— Start of Records for this task —
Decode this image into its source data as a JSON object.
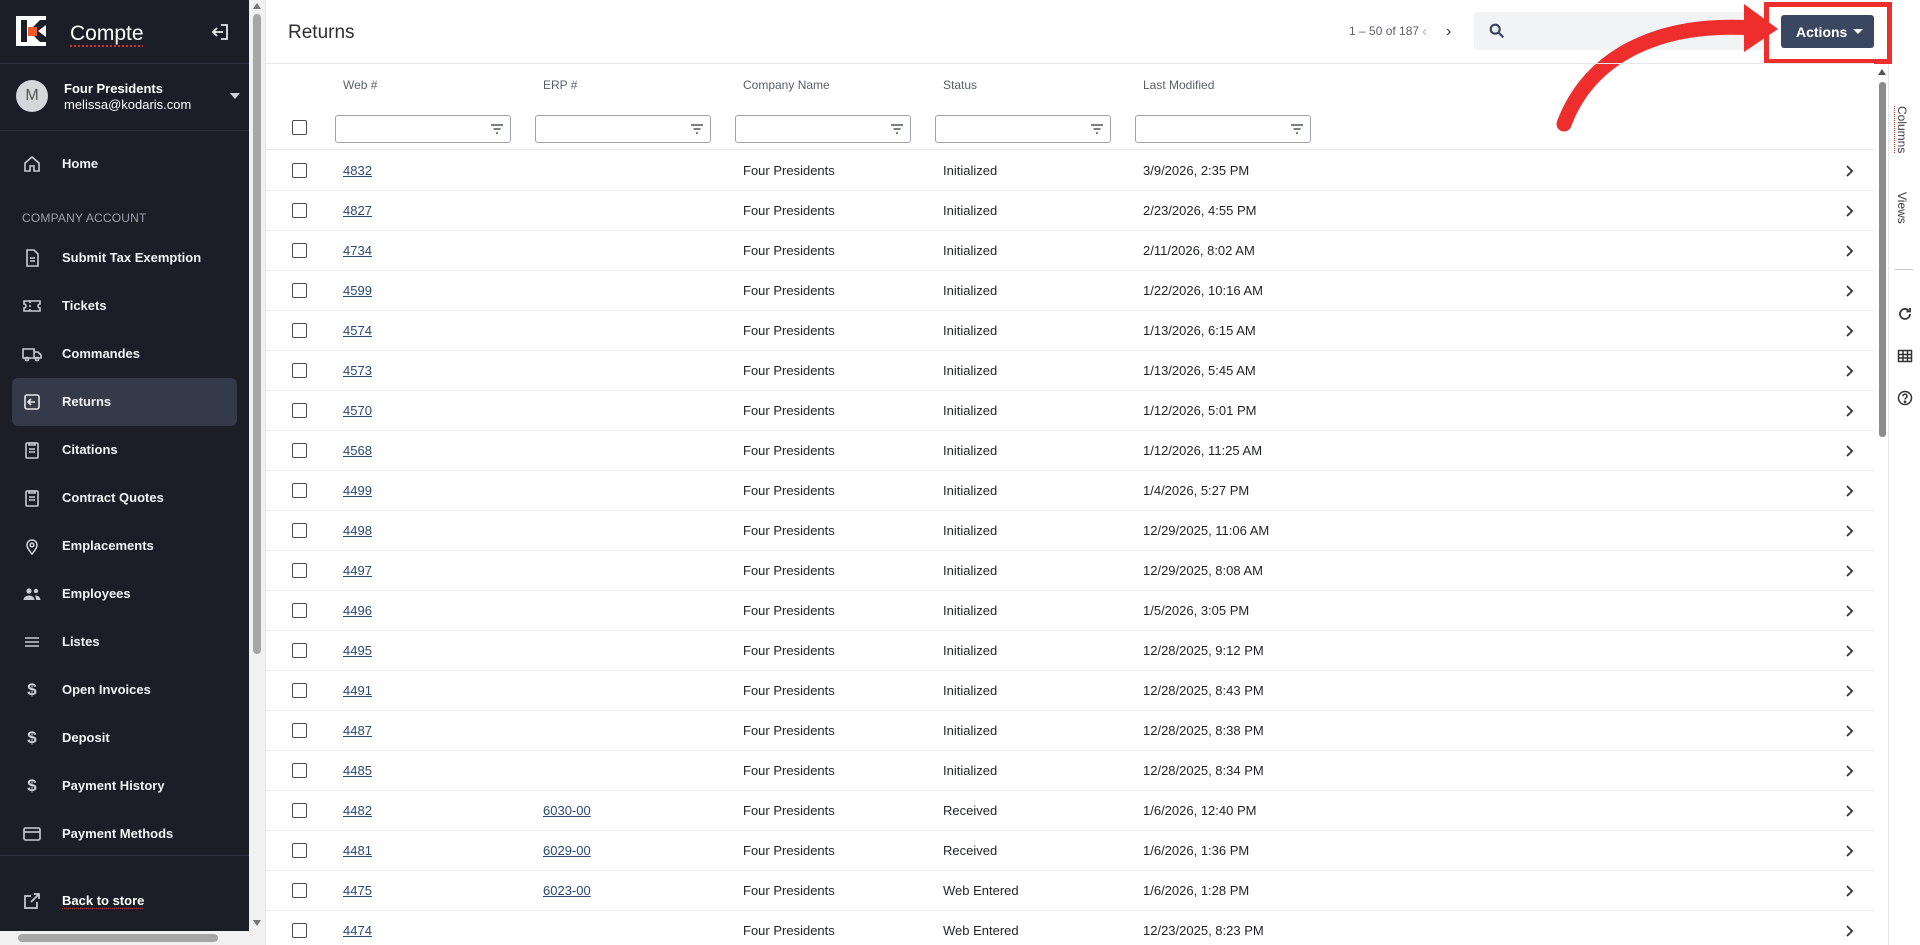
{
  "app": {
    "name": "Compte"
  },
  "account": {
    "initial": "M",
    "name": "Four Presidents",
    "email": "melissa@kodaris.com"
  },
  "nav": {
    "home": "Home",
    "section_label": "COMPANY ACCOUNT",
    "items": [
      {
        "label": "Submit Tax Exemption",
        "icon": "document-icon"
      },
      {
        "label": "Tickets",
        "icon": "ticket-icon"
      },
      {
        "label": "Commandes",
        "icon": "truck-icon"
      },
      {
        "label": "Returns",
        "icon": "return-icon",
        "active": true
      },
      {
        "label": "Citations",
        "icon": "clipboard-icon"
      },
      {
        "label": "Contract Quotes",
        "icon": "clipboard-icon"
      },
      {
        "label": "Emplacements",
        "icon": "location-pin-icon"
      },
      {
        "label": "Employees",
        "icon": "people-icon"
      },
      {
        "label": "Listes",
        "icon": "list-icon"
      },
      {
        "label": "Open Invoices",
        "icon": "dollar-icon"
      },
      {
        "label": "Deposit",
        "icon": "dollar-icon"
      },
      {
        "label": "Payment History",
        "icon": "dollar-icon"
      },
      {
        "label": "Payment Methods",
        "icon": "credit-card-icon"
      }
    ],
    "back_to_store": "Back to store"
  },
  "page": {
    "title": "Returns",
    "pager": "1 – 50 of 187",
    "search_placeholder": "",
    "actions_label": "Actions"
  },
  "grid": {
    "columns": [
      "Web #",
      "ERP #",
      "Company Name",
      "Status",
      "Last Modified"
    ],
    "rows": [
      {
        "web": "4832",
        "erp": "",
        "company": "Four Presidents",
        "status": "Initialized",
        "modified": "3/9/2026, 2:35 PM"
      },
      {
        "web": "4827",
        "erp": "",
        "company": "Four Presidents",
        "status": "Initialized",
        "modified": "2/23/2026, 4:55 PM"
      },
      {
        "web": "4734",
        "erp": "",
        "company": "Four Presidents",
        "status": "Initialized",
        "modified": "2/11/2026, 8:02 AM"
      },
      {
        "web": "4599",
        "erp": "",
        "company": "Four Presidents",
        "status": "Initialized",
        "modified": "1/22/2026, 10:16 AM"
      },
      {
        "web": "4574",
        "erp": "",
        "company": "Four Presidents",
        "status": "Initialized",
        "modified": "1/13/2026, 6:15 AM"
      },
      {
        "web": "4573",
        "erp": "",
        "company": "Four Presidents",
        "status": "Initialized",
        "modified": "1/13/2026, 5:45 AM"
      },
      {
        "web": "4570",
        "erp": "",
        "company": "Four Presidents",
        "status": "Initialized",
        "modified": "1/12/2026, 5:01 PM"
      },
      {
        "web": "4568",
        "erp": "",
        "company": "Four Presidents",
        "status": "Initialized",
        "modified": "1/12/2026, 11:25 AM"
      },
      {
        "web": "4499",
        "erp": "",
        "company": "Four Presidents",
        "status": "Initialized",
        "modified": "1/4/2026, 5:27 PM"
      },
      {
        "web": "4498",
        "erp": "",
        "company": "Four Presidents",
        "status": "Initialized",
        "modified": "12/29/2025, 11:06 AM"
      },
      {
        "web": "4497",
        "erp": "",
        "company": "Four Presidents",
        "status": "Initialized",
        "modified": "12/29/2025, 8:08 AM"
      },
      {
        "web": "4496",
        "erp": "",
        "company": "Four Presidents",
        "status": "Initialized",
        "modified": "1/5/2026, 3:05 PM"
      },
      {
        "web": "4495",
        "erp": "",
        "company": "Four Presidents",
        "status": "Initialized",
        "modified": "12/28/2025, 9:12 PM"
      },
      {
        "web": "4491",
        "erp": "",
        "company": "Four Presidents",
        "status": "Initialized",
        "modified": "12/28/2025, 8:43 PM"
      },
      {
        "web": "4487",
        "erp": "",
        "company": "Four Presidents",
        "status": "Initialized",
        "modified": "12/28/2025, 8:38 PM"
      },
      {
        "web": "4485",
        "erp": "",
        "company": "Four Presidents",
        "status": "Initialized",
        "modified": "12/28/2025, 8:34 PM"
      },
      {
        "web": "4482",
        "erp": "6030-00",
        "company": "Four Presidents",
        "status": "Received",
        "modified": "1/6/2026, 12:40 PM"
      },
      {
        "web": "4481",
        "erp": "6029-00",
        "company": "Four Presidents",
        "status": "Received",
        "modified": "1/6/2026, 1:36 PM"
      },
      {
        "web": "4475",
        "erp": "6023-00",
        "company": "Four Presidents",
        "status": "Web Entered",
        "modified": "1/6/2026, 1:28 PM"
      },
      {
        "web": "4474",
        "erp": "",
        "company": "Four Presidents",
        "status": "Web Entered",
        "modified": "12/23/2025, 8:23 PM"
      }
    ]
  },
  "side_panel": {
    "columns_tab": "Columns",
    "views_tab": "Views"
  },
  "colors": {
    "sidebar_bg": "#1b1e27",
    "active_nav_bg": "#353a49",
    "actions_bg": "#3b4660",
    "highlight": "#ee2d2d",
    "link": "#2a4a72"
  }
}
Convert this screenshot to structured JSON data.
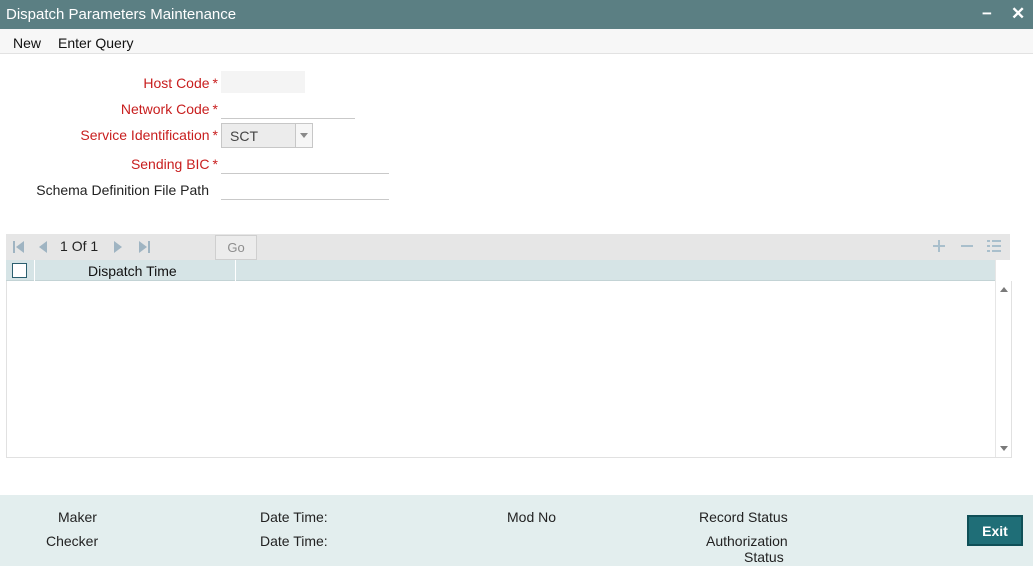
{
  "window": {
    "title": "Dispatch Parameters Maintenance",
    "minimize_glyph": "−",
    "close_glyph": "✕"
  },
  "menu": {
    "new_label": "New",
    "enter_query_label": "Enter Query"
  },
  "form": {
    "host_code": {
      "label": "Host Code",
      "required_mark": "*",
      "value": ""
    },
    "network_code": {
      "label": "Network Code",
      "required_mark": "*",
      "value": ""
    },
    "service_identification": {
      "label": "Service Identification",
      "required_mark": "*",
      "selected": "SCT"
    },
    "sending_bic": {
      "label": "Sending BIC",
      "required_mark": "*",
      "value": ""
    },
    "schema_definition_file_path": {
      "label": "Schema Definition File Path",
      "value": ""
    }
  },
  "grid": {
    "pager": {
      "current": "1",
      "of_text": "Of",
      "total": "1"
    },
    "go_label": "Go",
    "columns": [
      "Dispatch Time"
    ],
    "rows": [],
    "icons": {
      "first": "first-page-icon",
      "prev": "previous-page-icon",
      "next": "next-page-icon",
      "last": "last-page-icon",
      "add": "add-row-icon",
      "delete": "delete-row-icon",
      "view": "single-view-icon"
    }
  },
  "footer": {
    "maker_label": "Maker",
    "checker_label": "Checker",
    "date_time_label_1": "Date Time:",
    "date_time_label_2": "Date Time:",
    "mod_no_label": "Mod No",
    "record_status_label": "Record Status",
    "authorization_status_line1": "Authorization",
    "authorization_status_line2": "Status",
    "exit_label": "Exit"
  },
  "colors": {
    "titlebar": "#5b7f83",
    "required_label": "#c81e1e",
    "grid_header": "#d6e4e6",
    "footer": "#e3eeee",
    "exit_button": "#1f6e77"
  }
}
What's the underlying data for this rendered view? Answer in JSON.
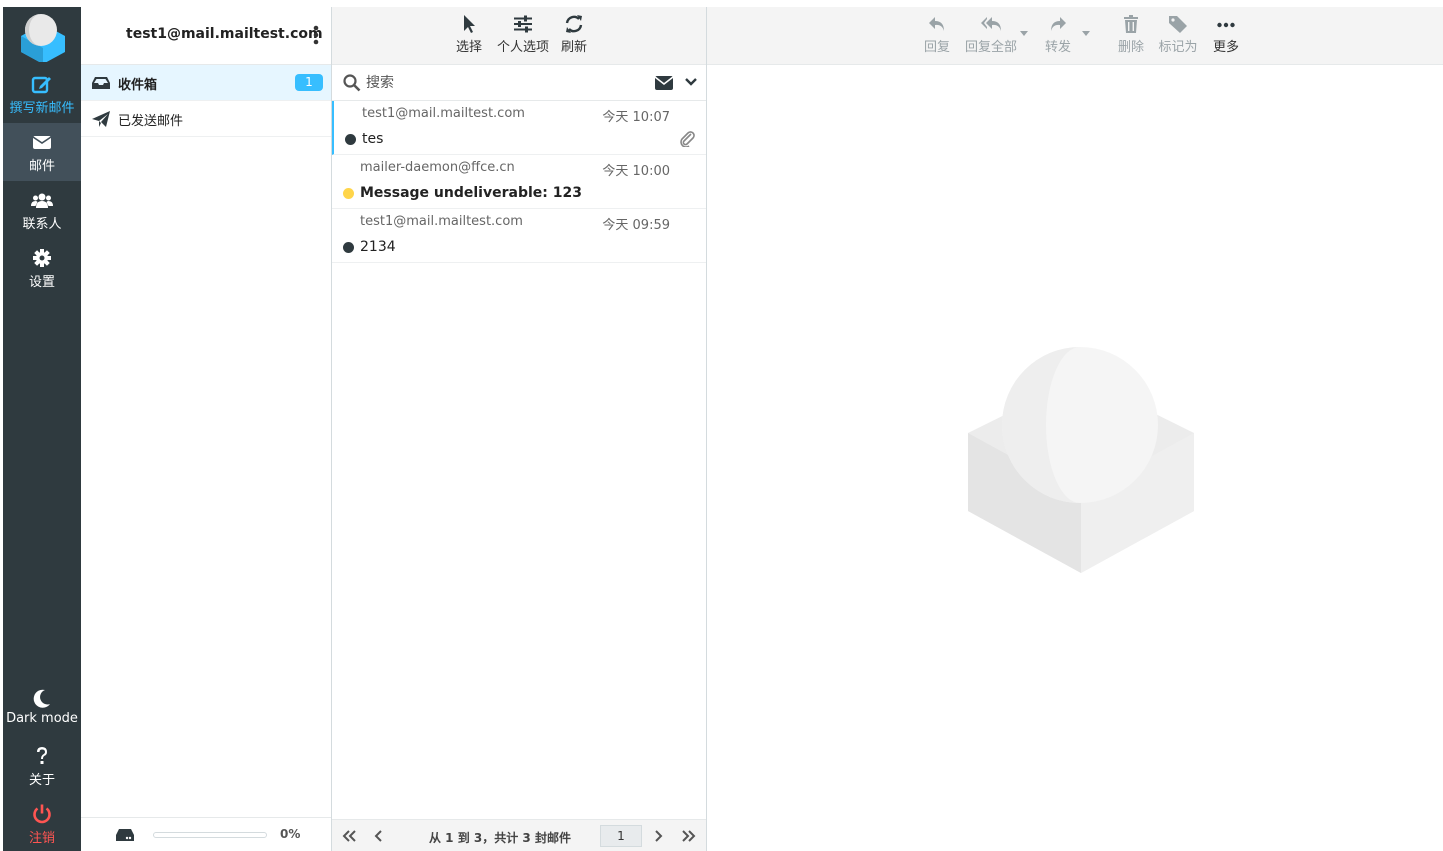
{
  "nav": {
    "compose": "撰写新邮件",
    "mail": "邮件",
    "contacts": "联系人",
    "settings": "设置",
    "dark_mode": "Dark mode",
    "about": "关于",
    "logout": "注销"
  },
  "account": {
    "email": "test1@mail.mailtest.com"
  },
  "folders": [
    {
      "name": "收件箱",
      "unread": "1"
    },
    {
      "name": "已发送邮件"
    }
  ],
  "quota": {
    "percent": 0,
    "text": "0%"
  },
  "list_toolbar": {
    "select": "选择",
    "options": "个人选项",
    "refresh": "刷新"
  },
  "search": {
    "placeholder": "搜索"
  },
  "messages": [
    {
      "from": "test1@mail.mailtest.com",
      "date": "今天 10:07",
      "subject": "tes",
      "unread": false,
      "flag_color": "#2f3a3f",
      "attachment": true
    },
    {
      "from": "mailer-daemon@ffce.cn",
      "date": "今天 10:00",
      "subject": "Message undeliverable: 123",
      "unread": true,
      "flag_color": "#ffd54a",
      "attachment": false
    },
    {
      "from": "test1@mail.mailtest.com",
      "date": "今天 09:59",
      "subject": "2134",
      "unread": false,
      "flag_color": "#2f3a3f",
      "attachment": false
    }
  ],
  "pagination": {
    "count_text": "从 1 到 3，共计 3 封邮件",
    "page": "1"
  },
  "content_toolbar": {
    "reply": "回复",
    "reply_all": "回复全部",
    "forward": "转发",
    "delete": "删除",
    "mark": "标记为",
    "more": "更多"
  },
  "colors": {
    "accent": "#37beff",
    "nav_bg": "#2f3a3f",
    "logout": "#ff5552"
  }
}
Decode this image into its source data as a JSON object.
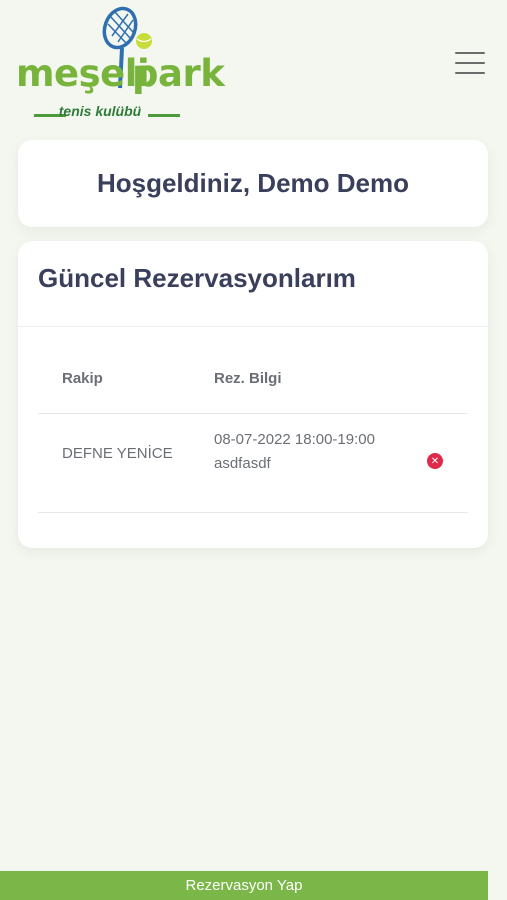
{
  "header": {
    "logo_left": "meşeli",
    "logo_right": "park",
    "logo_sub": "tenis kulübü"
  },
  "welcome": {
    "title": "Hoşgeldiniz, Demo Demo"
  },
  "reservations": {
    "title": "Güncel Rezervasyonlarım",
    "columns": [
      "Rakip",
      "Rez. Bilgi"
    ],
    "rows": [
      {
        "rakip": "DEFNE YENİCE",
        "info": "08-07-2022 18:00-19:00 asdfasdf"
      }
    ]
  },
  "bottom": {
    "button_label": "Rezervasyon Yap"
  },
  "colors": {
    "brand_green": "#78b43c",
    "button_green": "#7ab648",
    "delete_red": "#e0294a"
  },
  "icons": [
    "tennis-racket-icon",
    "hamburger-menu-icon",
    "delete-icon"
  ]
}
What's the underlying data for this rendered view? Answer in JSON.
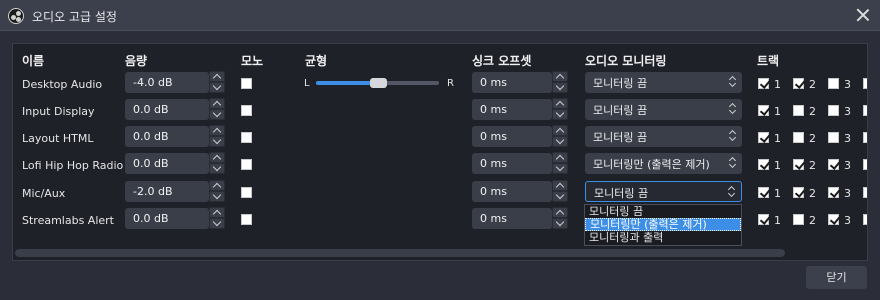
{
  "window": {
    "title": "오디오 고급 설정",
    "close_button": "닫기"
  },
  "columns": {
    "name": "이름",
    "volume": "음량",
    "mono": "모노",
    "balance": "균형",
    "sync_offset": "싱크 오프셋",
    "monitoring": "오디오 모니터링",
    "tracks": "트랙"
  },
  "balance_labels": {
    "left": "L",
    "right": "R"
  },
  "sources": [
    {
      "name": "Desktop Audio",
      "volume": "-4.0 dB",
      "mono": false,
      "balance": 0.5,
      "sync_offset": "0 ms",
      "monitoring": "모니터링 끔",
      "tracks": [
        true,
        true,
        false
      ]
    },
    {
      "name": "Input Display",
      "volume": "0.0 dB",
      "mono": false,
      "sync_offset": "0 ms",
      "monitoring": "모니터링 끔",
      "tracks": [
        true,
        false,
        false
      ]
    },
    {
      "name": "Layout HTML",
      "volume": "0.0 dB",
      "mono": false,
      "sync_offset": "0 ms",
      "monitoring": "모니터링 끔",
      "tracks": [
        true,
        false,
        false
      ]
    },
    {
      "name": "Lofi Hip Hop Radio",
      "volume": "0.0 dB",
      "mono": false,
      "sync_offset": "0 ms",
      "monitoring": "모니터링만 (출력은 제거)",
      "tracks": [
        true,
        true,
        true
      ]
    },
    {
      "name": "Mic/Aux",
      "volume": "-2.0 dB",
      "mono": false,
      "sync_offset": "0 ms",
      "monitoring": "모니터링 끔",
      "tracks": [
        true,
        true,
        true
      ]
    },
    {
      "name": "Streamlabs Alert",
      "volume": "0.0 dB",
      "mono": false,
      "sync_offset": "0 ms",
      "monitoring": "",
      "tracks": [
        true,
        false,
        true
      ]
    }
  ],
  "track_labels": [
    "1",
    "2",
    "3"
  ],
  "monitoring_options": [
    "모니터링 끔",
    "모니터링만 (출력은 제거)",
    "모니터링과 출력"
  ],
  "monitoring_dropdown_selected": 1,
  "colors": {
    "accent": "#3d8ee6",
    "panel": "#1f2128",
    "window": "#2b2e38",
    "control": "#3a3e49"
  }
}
— End of Records for this task —
- _Set exercise_
Filter the records down to the lines that contain the string "Payment", and copy those lines.

- _Result for this exercise_
        "label": "Payment History",
        "label": "Payment Methods",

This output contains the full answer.